[Problem to work on]: Return all entries word for word, but drop any images.

[Supplied data]:
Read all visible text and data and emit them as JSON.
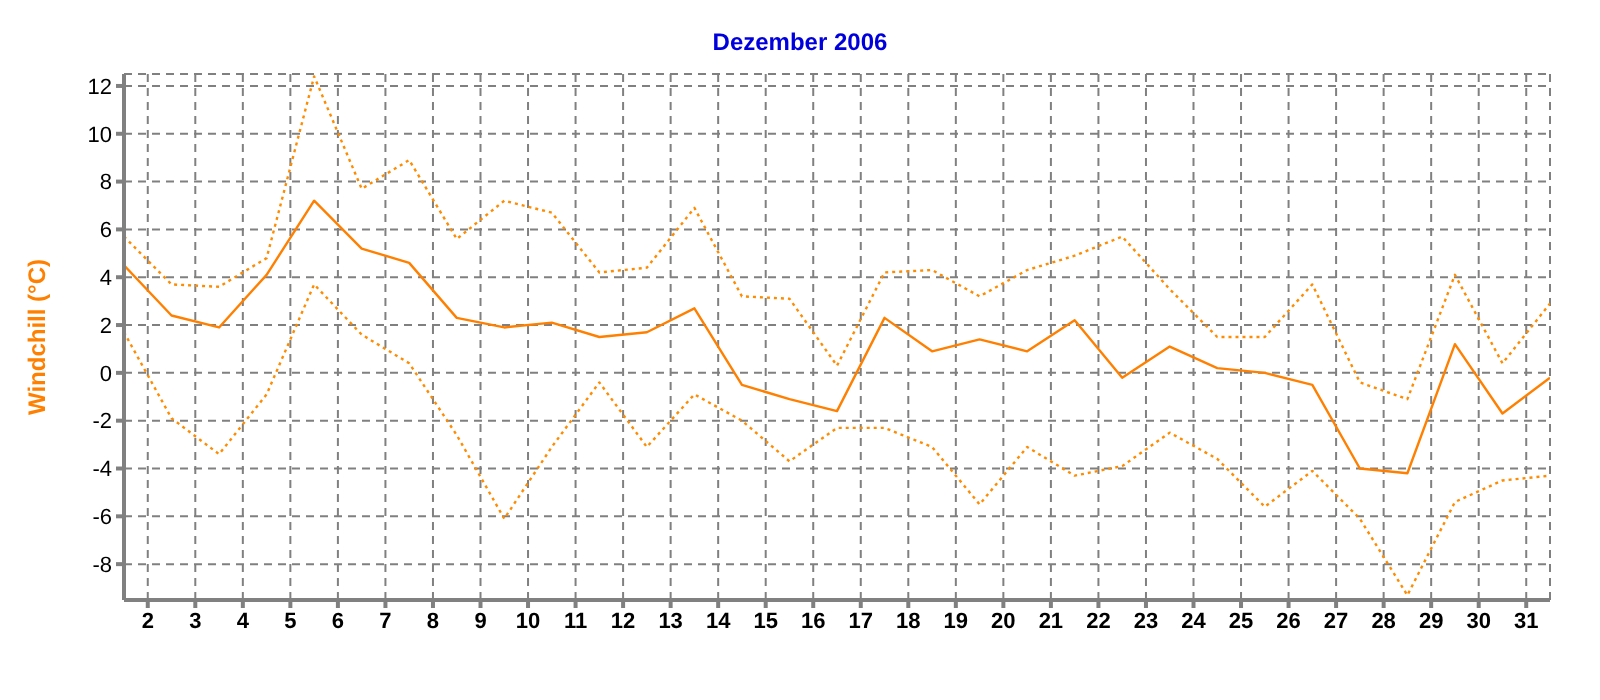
{
  "chart_data": {
    "type": "line",
    "title": "Dezember 2006",
    "ylabel": "Windchill  (°C)",
    "x": [
      1.5,
      2.5,
      3.5,
      4.5,
      5.5,
      6.5,
      7.5,
      8.5,
      9.5,
      10.5,
      11.5,
      12.5,
      13.5,
      14.5,
      15.5,
      16.5,
      17.5,
      18.5,
      19.5,
      20.5,
      21.5,
      22.5,
      23.5,
      24.5,
      25.5,
      26.5,
      27.5,
      28.5,
      29.5,
      30.5,
      31.5
    ],
    "series": [
      {
        "color": "#ff8c00",
        "line_style": "dotted",
        "values": [
          5.7,
          3.7,
          3.6,
          4.8,
          12.4,
          7.7,
          8.9,
          5.6,
          7.2,
          6.7,
          4.2,
          4.4,
          6.9,
          3.2,
          3.1,
          0.3,
          4.2,
          4.3,
          3.2,
          4.3,
          4.9,
          5.7,
          3.5,
          1.5,
          1.5,
          3.7,
          -0.4,
          -1.1,
          4.1,
          0.4,
          2.9
        ]
      },
      {
        "color": "#ff8000",
        "line_style": "solid",
        "values": [
          4.5,
          2.4,
          1.9,
          4.1,
          7.2,
          5.2,
          4.6,
          2.3,
          1.9,
          2.1,
          1.5,
          1.7,
          2.7,
          -0.5,
          -1.1,
          -1.6,
          2.3,
          0.9,
          1.4,
          0.9,
          2.2,
          -0.2,
          1.1,
          0.2,
          0.0,
          -0.5,
          -4.0,
          -4.2,
          1.2,
          -1.7,
          -0.2
        ]
      },
      {
        "color": "#ff8c00",
        "line_style": "dotted",
        "values": [
          1.7,
          -1.9,
          -3.4,
          -0.9,
          3.7,
          1.6,
          0.4,
          -2.6,
          -6.1,
          -3.1,
          -0.4,
          -3.1,
          -0.9,
          -2.0,
          -3.7,
          -2.3,
          -2.3,
          -3.1,
          -5.5,
          -3.1,
          -4.3,
          -3.9,
          -2.5,
          -3.6,
          -5.6,
          -4.1,
          -6.1,
          -9.3,
          -5.4,
          -4.5,
          -4.3
        ]
      }
    ],
    "xlim": [
      1.5,
      31.5
    ],
    "xticks": [
      2,
      3,
      4,
      5,
      6,
      7,
      8,
      9,
      10,
      11,
      12,
      13,
      14,
      15,
      16,
      17,
      18,
      19,
      20,
      21,
      22,
      23,
      24,
      25,
      26,
      27,
      28,
      29,
      30,
      31
    ],
    "ylim": [
      -9.5,
      12.5
    ],
    "yticks": [
      -8,
      -6,
      -4,
      -2,
      0,
      2,
      4,
      6,
      8,
      10,
      12
    ],
    "grid": true,
    "marker": "none",
    "legend": false
  }
}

[Finished exercise]:
Read all visible text and data and emit them as JSON.
{
  "chart_data": {
    "type": "line",
    "title": "Dezember 2006",
    "ylabel": "Windchill  (°C)",
    "x": [
      1.5,
      2.5,
      3.5,
      4.5,
      5.5,
      6.5,
      7.5,
      8.5,
      9.5,
      10.5,
      11.5,
      12.5,
      13.5,
      14.5,
      15.5,
      16.5,
      17.5,
      18.5,
      19.5,
      20.5,
      21.5,
      22.5,
      23.5,
      24.5,
      25.5,
      26.5,
      27.5,
      28.5,
      29.5,
      30.5,
      31.5
    ],
    "series": [
      {
        "color": "#ff8c00",
        "line_style": "dotted",
        "values": [
          5.7,
          3.7,
          3.6,
          4.8,
          12.4,
          7.7,
          8.9,
          5.6,
          7.2,
          6.7,
          4.2,
          4.4,
          6.9,
          3.2,
          3.1,
          0.3,
          4.2,
          4.3,
          3.2,
          4.3,
          4.9,
          5.7,
          3.5,
          1.5,
          1.5,
          3.7,
          -0.4,
          -1.1,
          4.1,
          0.4,
          2.9
        ]
      },
      {
        "color": "#ff8000",
        "line_style": "solid",
        "values": [
          4.5,
          2.4,
          1.9,
          4.1,
          7.2,
          5.2,
          4.6,
          2.3,
          1.9,
          2.1,
          1.5,
          1.7,
          2.7,
          -0.5,
          -1.1,
          -1.6,
          2.3,
          0.9,
          1.4,
          0.9,
          2.2,
          -0.2,
          1.1,
          0.2,
          0.0,
          -0.5,
          -4.0,
          -4.2,
          1.2,
          -1.7,
          -0.2
        ]
      },
      {
        "color": "#ff8c00",
        "line_style": "dotted",
        "values": [
          1.7,
          -1.9,
          -3.4,
          -0.9,
          3.7,
          1.6,
          0.4,
          -2.6,
          -6.1,
          -3.1,
          -0.4,
          -3.1,
          -0.9,
          -2.0,
          -3.7,
          -2.3,
          -2.3,
          -3.1,
          -5.5,
          -3.1,
          -4.3,
          -3.9,
          -2.5,
          -3.6,
          -5.6,
          -4.1,
          -6.1,
          -9.3,
          -5.4,
          -4.5,
          -4.3
        ]
      }
    ],
    "xlim": [
      1.5,
      31.5
    ],
    "xticks": [
      2,
      3,
      4,
      5,
      6,
      7,
      8,
      9,
      10,
      11,
      12,
      13,
      14,
      15,
      16,
      17,
      18,
      19,
      20,
      21,
      22,
      23,
      24,
      25,
      26,
      27,
      28,
      29,
      30,
      31
    ],
    "ylim": [
      -9.5,
      12.5
    ],
    "yticks": [
      -8,
      -6,
      -4,
      -2,
      0,
      2,
      4,
      6,
      8,
      10,
      12
    ],
    "grid": true,
    "marker": "none",
    "legend": false
  }
}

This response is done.